TASK LIST —
A. In the motoring column below, print the passage starting with "Steering Column" and going on through "light and airy.", word for word.
B. Answer these questions from the motoring column below:
(i) By how many miles per hour does the Kuga's top speed go up?
(ii) How much power does the Mondeo's EcoBoost petrol engine turn out?
(iii) How many years of the Astra in the UK is Vauxhall celebrating?

Steering Column
Ford fancies
Ford is preparing to unveil a few new cars at the Geneva Motor Show next month.
It will be showing off its new C-car alongside the latest version of the C-MAX multi-purpose vehicles and upgraded Kuga four-wheel-drive and Mondeo family car.
C-MAX comes as standard with five seats or now with seven seats in the version that will be known as the Grand C-MAX which comes with two sliding doors and clever fold-away seats.
We’re promised a coupe-like sweeping roofline for the five-seat version while the seven-seater will have a higher roof and thinner pillars to make the cabin particularly light and airy.
The Kuga gets a new powertrain and gearbox options to boost performance and improve fuel economy. The two-litre TDCi diesel engine now turns out 161bhp, an increase of about 33bhp over the outgoing model. That 20 per cent more peak power pushes the top speed up by nine miles per hour and cuts the sprint time from 0-62mph by a second, bringing it home now in 9.6 seconds.
As for the Mondeo, it’s getting what Ford describes as the “new high efficiency Ford EcoBoost petrol-injection turbo and upgraded Ford Duratorq TDCi diesel engines”. Cripes!
In an nutshell, the EcoBoost is a two-litre petrol engine that turns out 200bhp and the diesel engines are all two-litre units with a choice of power output of 112bhp, 138bhp and the 161bhp unit we’ve just heard about in the Kuga.
There is a new six-speed twin-clutch automatic gearbox available for the Mondeo too which comes as standard with the new petrol engine or as an extra cost option for the 138 and 161bhp diesels.
And in the opposite corner
Vauxhall is celebrating 30 years of the Astra in the UK – the company’s small family hatchback.

DATASET —
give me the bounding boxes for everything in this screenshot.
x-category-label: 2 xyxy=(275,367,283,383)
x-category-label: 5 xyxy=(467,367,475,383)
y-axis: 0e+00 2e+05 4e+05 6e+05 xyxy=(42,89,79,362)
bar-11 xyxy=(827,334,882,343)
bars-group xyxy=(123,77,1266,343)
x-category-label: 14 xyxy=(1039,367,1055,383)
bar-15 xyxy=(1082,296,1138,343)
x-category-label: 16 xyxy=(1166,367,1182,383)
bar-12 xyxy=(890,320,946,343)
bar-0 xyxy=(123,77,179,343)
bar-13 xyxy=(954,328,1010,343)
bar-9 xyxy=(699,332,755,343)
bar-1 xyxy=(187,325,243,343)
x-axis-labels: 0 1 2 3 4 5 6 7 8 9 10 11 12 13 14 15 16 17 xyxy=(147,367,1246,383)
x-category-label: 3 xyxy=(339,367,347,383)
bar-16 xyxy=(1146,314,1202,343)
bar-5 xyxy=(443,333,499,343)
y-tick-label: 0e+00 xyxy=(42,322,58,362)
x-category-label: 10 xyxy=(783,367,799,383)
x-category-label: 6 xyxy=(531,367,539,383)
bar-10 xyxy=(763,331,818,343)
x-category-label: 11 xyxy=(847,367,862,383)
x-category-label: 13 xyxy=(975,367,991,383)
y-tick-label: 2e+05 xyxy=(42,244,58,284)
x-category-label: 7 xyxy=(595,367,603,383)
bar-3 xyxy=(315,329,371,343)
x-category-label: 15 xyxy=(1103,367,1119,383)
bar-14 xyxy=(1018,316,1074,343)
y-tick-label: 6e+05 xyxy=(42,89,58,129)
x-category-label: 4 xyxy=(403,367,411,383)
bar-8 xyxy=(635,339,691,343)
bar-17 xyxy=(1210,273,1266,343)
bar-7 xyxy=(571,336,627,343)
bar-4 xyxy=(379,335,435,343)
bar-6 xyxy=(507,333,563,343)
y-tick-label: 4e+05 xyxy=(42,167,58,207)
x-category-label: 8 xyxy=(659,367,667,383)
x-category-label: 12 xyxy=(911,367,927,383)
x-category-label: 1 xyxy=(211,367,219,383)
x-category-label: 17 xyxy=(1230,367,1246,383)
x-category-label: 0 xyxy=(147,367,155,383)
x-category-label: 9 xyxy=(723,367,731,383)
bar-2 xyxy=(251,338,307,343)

OUTPUTS FOR THE TASKS —
A.
Steering Column
Ford fancies
Ford is preparing to unveil a few new cars at the Geneva Motor Show next month.
It will be showing off its new C-car alongside the latest version of the C-MAX multi-purpose vehicles and upgraded Kuga four-wheel-drive and Mondeo family car.
C-MAX comes as standard with five seats or now with seven seats in the version that will be known as the Grand C-MAX which comes with two sliding doors and clever fold-away seats.
We’re promised a coupe-like sweeping roofline for the five-seat version while the seven-seater will have a higher roof and thinner pillars to make the cabin particularly light and airy.

B.
(i) Nine miles per hour.
(ii) 200bhp.
(iii) 30 years.